[START Exercise data]

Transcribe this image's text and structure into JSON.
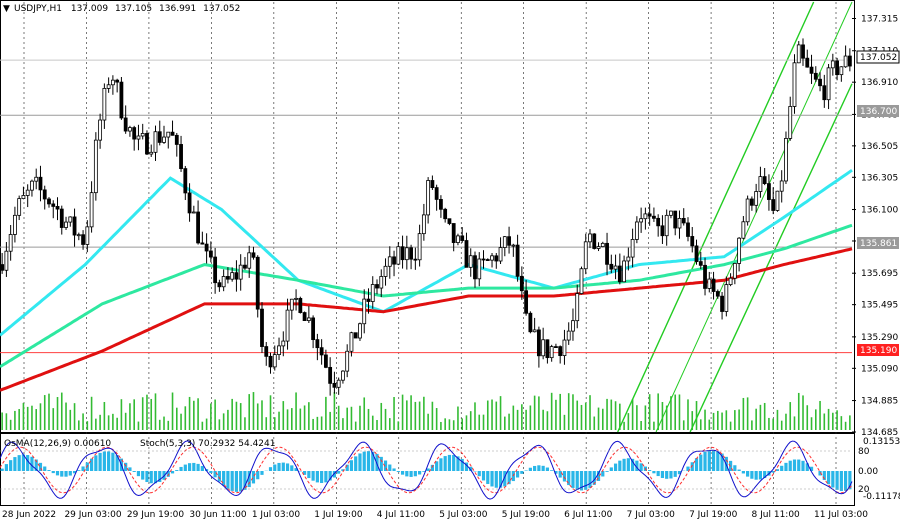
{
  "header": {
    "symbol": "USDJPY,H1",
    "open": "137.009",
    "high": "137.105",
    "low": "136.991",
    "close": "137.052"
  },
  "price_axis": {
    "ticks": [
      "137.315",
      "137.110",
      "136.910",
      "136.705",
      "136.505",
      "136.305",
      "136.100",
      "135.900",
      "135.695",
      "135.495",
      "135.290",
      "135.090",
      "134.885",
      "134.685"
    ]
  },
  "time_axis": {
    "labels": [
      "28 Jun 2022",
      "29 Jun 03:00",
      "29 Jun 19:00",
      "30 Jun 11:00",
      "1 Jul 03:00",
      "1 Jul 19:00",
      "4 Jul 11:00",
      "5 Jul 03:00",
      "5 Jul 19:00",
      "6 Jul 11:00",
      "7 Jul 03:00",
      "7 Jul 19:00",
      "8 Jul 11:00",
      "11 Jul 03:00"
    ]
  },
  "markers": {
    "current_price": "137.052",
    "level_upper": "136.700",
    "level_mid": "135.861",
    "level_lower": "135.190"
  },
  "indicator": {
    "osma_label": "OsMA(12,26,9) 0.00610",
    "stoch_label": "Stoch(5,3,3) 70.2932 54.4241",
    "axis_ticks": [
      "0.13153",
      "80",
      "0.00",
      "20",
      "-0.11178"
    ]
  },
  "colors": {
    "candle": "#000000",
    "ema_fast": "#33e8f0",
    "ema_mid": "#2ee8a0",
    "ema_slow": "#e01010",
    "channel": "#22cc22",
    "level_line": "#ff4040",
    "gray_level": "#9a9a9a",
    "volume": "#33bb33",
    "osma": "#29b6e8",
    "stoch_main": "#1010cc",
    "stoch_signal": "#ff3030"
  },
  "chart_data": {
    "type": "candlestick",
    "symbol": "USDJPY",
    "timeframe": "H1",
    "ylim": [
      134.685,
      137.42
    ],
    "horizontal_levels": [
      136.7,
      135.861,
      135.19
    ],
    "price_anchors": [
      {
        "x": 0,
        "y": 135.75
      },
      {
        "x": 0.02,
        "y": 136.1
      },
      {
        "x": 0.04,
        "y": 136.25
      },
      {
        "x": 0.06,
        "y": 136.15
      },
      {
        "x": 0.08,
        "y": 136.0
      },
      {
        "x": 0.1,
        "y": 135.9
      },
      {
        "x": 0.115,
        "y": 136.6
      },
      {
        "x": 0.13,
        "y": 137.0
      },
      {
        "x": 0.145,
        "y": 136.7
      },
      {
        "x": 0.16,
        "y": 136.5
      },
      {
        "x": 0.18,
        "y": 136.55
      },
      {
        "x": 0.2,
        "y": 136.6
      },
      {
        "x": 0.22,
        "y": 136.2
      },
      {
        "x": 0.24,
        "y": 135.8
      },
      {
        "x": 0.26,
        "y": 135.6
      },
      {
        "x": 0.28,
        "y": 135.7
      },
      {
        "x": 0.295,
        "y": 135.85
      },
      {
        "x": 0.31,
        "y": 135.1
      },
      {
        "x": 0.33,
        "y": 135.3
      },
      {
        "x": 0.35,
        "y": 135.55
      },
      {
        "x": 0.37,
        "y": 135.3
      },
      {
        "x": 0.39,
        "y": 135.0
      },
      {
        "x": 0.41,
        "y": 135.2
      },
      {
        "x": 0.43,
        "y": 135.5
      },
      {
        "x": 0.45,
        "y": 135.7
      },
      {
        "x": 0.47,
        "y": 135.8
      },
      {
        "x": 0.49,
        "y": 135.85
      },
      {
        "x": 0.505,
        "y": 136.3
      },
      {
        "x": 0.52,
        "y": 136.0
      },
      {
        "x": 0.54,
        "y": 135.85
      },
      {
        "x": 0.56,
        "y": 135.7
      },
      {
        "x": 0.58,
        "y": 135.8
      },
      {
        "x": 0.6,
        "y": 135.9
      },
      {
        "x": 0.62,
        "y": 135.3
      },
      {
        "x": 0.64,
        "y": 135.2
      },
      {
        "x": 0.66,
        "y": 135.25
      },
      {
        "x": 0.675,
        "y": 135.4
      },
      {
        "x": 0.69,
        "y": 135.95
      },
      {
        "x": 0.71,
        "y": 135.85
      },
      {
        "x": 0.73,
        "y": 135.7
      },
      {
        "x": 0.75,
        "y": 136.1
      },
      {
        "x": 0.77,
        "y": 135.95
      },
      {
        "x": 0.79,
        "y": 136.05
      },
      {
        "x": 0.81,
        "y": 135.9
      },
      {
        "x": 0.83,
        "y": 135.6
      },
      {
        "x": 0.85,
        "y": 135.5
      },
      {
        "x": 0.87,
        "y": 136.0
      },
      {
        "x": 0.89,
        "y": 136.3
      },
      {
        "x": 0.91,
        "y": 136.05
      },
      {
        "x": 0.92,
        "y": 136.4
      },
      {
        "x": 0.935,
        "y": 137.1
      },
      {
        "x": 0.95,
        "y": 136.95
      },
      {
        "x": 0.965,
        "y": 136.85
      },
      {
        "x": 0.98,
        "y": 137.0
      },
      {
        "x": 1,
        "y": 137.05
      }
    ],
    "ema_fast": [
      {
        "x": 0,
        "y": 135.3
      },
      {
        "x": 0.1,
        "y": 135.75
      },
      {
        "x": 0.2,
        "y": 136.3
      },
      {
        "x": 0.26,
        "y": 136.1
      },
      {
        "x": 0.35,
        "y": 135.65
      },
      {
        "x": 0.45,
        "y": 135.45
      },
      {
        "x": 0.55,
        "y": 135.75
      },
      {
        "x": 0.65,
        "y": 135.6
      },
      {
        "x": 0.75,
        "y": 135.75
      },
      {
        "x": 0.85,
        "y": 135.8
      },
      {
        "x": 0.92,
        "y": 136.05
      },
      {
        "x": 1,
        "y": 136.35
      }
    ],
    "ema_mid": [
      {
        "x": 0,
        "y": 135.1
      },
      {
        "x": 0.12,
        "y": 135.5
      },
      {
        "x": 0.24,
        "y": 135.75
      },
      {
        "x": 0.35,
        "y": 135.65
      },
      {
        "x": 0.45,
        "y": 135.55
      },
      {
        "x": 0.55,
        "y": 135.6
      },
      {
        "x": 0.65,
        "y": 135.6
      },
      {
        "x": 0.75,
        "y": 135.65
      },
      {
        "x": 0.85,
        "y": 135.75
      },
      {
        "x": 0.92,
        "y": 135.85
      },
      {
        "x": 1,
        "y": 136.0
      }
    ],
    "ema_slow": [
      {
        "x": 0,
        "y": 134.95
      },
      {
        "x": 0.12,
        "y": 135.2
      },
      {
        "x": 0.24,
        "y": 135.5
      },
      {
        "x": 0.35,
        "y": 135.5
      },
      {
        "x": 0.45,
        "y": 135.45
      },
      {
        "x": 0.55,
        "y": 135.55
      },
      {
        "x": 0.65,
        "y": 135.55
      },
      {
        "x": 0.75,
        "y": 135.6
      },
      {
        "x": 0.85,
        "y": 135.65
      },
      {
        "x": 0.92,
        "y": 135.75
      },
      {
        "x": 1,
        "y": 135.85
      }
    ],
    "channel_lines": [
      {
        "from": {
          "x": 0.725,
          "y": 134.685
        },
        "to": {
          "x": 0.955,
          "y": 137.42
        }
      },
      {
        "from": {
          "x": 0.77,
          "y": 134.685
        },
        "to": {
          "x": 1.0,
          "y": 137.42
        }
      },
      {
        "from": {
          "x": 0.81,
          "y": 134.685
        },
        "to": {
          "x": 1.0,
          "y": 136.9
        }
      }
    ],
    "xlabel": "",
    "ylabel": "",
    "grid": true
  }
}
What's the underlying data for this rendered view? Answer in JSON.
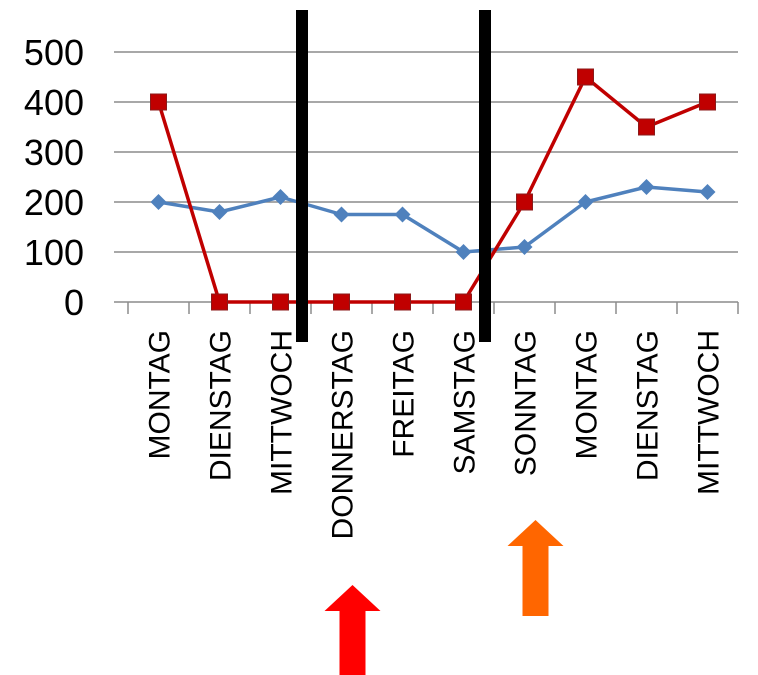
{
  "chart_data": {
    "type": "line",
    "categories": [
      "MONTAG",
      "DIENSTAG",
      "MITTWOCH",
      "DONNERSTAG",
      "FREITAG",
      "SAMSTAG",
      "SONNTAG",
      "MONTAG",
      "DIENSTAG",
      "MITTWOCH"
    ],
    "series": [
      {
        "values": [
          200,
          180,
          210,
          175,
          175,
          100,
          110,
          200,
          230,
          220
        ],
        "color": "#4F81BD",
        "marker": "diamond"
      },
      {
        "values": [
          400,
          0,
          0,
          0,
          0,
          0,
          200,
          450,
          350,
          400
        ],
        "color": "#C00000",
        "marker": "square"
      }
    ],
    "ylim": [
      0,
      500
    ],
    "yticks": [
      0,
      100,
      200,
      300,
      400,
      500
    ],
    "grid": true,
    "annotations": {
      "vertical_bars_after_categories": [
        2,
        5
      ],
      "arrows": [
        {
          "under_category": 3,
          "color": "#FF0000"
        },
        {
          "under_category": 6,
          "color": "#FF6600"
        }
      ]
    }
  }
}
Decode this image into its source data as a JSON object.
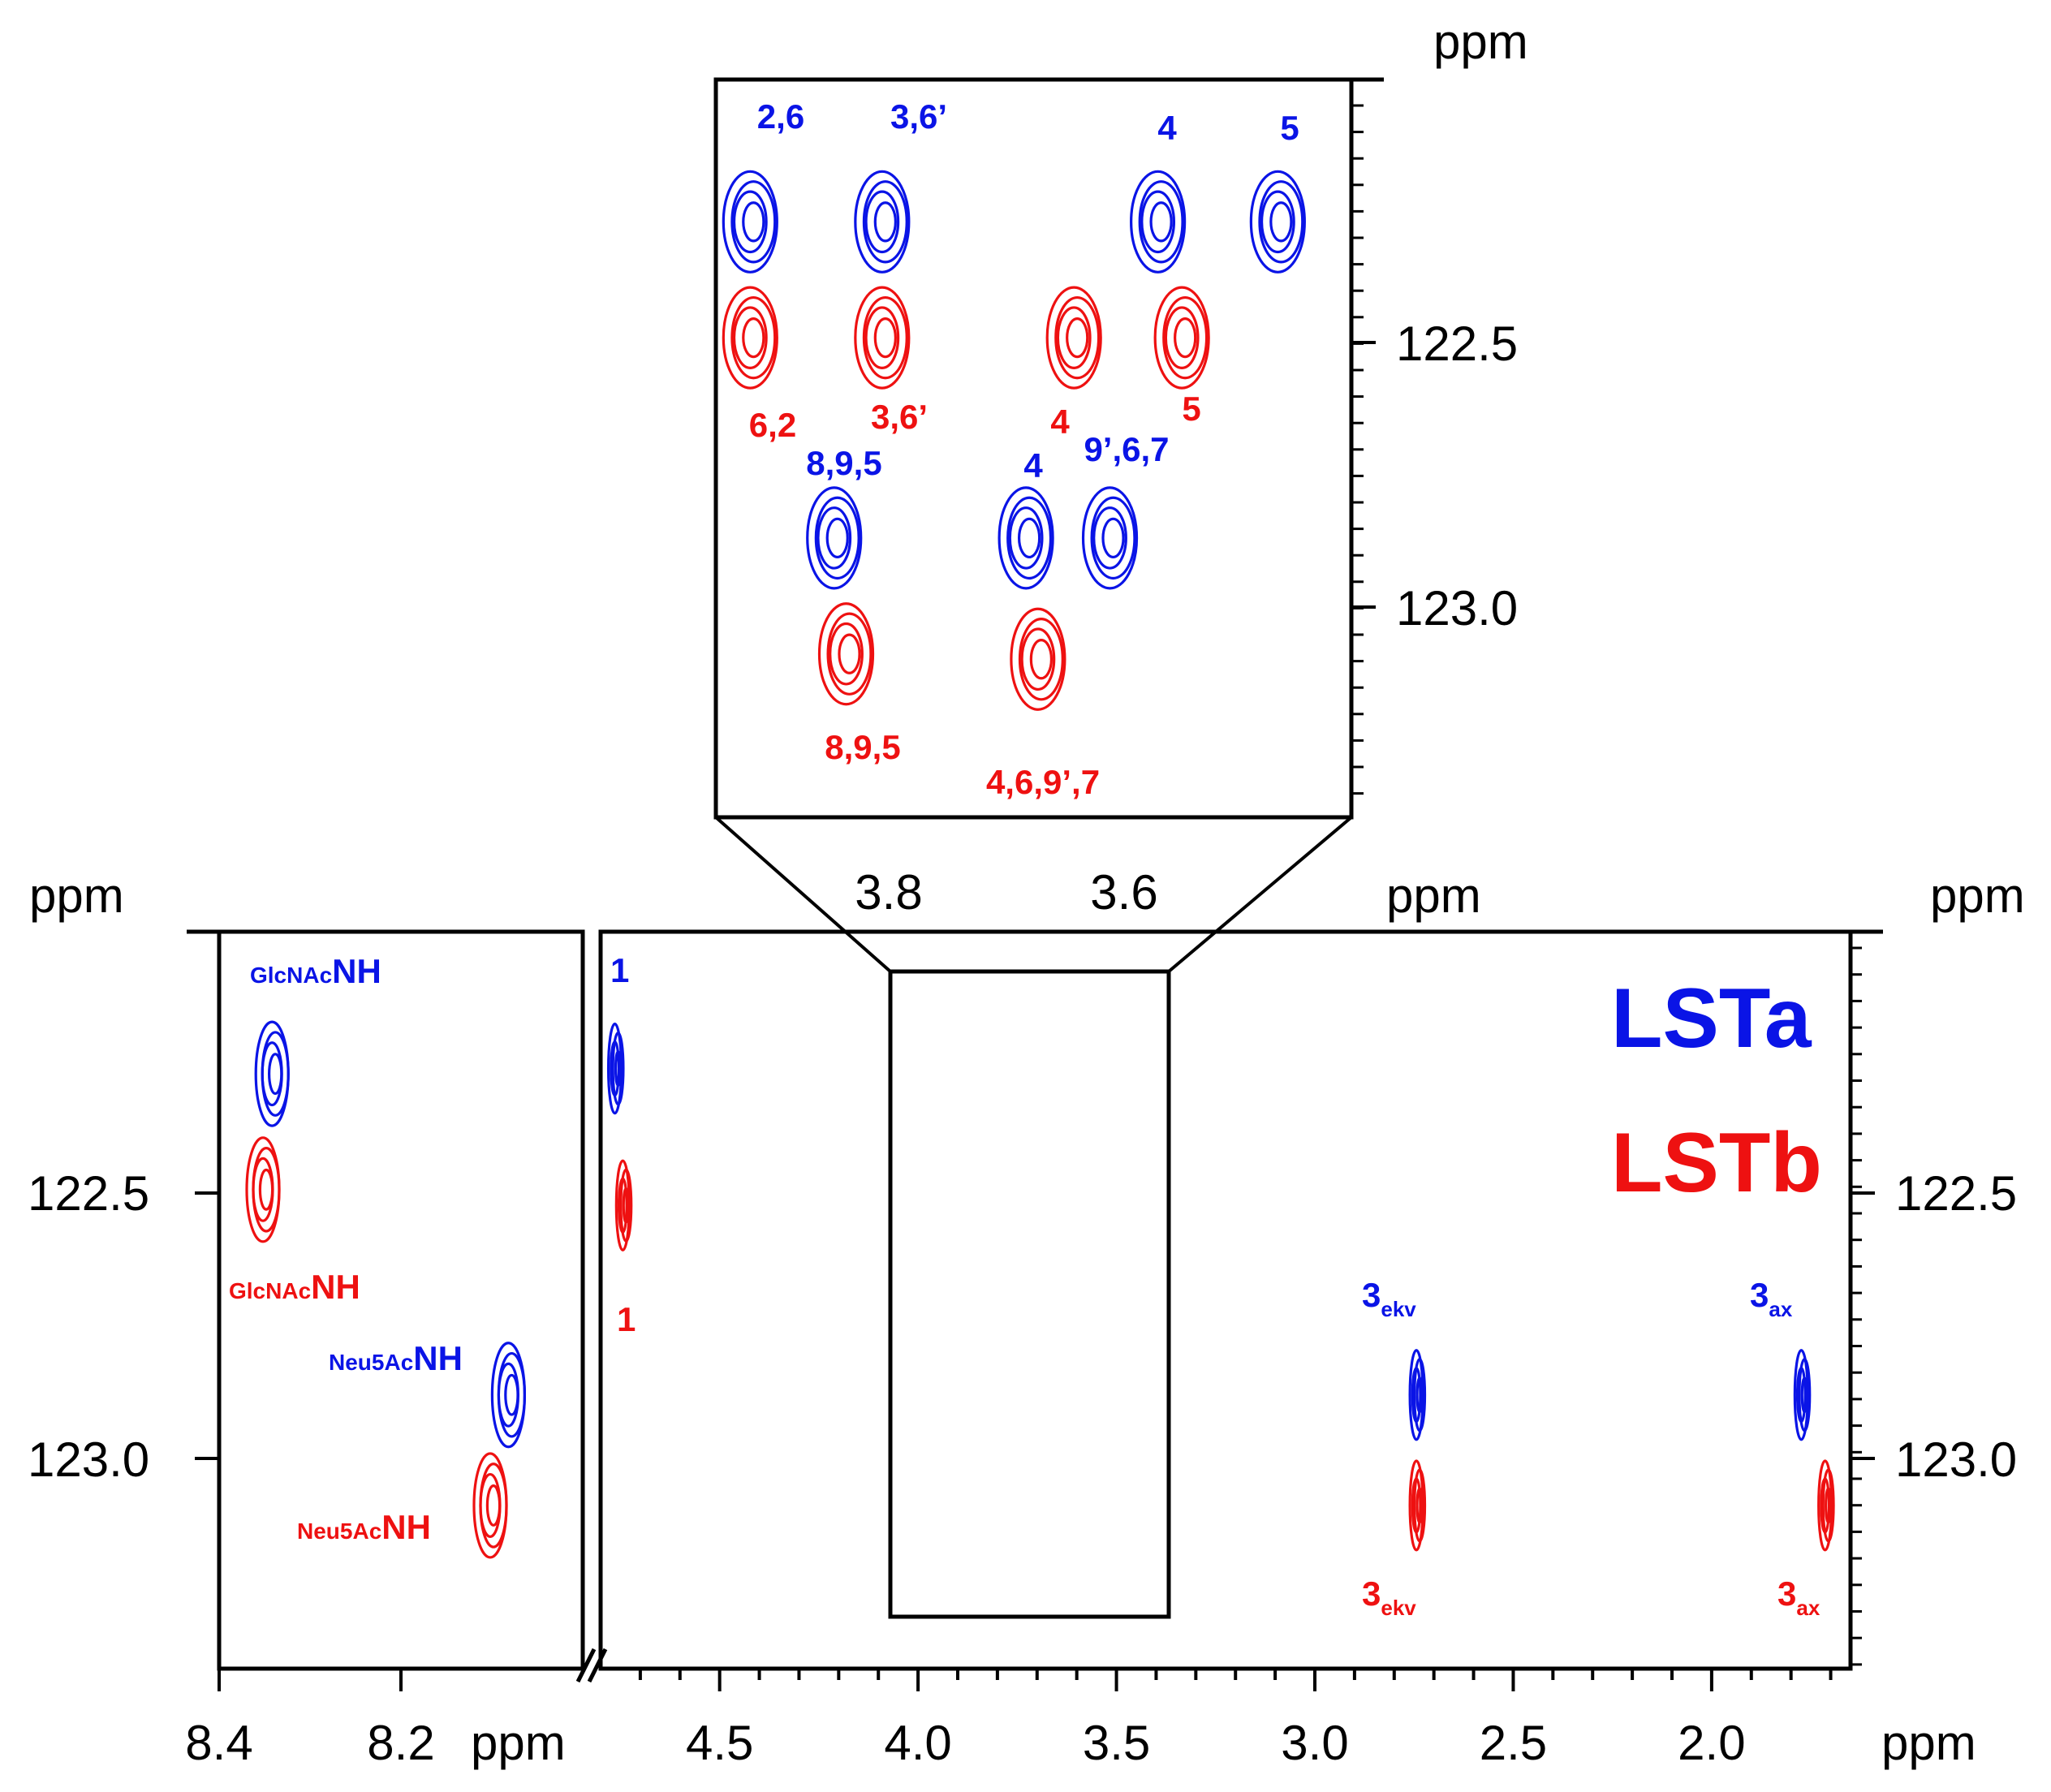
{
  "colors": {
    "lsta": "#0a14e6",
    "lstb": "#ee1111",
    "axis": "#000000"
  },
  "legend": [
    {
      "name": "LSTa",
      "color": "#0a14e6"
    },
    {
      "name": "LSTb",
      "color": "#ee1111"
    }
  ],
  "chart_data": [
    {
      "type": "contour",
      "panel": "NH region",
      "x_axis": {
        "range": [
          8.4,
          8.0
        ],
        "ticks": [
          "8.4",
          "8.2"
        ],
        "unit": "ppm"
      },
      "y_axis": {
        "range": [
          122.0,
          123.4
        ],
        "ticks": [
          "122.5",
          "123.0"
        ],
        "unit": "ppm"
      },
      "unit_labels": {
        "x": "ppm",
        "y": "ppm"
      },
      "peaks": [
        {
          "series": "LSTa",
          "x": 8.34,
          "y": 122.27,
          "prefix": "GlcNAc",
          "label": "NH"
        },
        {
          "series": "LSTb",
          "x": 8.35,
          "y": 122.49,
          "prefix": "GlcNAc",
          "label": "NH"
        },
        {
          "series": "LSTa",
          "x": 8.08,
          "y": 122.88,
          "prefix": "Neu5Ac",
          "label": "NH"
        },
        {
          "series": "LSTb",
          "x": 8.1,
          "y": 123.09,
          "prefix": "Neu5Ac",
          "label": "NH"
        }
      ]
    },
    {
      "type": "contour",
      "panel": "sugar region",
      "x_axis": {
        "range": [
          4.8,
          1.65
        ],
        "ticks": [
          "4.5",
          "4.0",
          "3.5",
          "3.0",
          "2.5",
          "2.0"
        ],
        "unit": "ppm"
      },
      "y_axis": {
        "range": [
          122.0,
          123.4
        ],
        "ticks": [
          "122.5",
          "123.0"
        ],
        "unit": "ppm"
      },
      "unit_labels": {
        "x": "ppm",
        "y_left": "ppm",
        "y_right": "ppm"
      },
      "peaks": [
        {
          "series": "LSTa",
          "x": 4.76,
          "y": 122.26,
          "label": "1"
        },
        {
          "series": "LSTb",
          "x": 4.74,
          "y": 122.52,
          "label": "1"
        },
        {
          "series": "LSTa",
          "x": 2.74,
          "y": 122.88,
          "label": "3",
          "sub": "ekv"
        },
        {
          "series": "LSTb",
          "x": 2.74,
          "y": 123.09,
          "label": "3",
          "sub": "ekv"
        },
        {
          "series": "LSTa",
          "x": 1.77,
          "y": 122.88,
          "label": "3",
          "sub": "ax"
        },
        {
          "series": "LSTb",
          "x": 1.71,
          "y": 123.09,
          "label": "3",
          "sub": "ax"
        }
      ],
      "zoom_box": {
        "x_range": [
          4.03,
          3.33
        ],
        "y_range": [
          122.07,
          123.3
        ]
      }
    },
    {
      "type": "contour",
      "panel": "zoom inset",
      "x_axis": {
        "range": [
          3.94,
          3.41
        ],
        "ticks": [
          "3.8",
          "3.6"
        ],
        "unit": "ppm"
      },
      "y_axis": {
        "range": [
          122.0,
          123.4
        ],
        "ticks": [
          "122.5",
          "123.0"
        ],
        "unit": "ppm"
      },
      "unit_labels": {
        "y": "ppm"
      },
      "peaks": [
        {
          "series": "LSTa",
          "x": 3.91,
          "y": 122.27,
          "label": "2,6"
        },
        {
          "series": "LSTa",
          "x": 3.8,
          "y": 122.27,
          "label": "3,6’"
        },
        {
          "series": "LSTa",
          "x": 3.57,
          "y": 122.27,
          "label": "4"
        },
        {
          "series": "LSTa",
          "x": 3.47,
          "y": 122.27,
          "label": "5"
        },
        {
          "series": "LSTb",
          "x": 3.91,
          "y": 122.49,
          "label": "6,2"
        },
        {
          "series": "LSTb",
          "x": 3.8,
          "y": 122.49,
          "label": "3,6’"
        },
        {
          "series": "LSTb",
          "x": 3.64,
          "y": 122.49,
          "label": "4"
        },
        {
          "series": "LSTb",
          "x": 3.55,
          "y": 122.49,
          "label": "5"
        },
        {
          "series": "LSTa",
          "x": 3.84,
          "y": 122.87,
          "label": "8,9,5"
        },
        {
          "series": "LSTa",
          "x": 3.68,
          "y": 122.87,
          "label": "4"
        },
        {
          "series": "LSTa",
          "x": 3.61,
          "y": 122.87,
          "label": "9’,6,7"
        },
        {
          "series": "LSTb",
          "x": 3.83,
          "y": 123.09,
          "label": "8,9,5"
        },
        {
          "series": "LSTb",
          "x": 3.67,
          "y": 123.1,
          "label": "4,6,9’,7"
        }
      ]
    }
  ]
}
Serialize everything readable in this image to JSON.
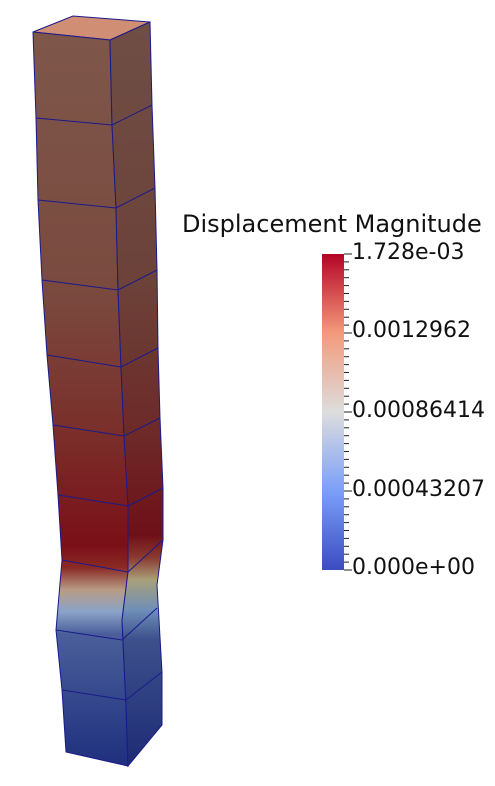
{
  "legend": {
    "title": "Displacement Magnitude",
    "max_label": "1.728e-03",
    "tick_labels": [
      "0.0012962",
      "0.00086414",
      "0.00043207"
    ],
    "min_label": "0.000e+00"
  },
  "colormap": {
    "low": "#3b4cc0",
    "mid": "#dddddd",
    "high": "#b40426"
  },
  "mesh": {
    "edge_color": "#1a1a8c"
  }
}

[END Exercise data]

Task to complete |
Extract precisely the lines beginning at the line containing "Serialize everything readable" and ending at the last line of the entries above, exactly as written and with no pictures.

Completed task |
Serialize everything readable in this image to JSON.
{
  "legend": {
    "title": "Displacement Magnitude",
    "max_label": "1.728e-03",
    "tick_labels": [
      "0.0012962",
      "0.00086414",
      "0.00043207"
    ],
    "min_label": "0.000e+00"
  },
  "colormap": {
    "low": "#3b4cc0",
    "mid": "#dddddd",
    "high": "#b40426"
  },
  "mesh": {
    "edge_color": "#1a1a8c"
  }
}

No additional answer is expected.